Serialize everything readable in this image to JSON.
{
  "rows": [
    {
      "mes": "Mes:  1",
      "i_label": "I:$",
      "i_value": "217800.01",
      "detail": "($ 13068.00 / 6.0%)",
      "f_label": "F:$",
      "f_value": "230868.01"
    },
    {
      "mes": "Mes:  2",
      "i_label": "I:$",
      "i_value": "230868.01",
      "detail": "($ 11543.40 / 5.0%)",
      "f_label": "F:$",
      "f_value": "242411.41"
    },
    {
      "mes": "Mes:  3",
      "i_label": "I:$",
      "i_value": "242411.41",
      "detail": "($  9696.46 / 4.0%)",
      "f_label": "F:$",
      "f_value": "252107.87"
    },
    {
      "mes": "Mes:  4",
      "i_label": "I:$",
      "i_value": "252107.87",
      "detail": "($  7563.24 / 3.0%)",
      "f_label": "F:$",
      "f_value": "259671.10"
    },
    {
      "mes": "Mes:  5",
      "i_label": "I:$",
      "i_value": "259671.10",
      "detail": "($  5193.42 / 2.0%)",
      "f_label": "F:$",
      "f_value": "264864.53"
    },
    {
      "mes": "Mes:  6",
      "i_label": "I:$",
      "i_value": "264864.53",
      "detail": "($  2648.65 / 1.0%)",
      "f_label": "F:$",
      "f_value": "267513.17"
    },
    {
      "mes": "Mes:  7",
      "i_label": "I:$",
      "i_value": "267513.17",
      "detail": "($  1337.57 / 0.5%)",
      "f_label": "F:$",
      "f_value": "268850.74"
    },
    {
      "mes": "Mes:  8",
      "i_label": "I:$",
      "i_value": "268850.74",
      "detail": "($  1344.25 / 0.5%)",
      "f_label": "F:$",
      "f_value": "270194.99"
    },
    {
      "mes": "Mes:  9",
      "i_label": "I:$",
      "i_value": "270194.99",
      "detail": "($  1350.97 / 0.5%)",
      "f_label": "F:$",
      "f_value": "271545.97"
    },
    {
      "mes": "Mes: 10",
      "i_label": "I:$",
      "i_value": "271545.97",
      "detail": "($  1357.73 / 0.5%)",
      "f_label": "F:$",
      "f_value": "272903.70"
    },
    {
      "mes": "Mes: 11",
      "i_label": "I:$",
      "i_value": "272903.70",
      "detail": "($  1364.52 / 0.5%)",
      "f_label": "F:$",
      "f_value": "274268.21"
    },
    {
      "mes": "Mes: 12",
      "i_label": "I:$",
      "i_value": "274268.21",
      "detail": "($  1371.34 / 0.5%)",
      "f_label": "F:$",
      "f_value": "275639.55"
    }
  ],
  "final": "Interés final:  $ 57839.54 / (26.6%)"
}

* Problem statement
Repeat the data above, word for word.

* Result below
Serialize everything readable in this image to JSON.
{
  "rows": [
    {
      "mes": "Mes:  1",
      "i_label": "I:$",
      "i_value": "217800.01",
      "detail": "($ 13068.00 / 6.0%)",
      "f_label": "F:$",
      "f_value": "230868.01"
    },
    {
      "mes": "Mes:  2",
      "i_label": "I:$",
      "i_value": "230868.01",
      "detail": "($ 11543.40 / 5.0%)",
      "f_label": "F:$",
      "f_value": "242411.41"
    },
    {
      "mes": "Mes:  3",
      "i_label": "I:$",
      "i_value": "242411.41",
      "detail": "($  9696.46 / 4.0%)",
      "f_label": "F:$",
      "f_value": "252107.87"
    },
    {
      "mes": "Mes:  4",
      "i_label": "I:$",
      "i_value": "252107.87",
      "detail": "($  7563.24 / 3.0%)",
      "f_label": "F:$",
      "f_value": "259671.10"
    },
    {
      "mes": "Mes:  5",
      "i_label": "I:$",
      "i_value": "259671.10",
      "detail": "($  5193.42 / 2.0%)",
      "f_label": "F:$",
      "f_value": "264864.53"
    },
    {
      "mes": "Mes:  6",
      "i_label": "I:$",
      "i_value": "264864.53",
      "detail": "($  2648.65 / 1.0%)",
      "f_label": "F:$",
      "f_value": "267513.17"
    },
    {
      "mes": "Mes:  7",
      "i_label": "I:$",
      "i_value": "267513.17",
      "detail": "($  1337.57 / 0.5%)",
      "f_label": "F:$",
      "f_value": "268850.74"
    },
    {
      "mes": "Mes:  8",
      "i_label": "I:$",
      "i_value": "268850.74",
      "detail": "($  1344.25 / 0.5%)",
      "f_label": "F:$",
      "f_value": "270194.99"
    },
    {
      "mes": "Mes:  9",
      "i_label": "I:$",
      "i_value": "270194.99",
      "detail": "($  1350.97 / 0.5%)",
      "f_label": "F:$",
      "f_value": "271545.97"
    },
    {
      "mes": "Mes: 10",
      "i_label": "I:$",
      "i_value": "271545.97",
      "detail": "($  1357.73 / 0.5%)",
      "f_label": "F:$",
      "f_value": "272903.70"
    },
    {
      "mes": "Mes: 11",
      "i_label": "I:$",
      "i_value": "272903.70",
      "detail": "($  1364.52 / 0.5%)",
      "f_label": "F:$",
      "f_value": "274268.21"
    },
    {
      "mes": "Mes: 12",
      "i_label": "I:$",
      "i_value": "274268.21",
      "detail": "($  1371.34 / 0.5%)",
      "f_label": "F:$",
      "f_value": "275639.55"
    }
  ],
  "final": "Interés final:  $ 57839.54 / (26.6%)"
}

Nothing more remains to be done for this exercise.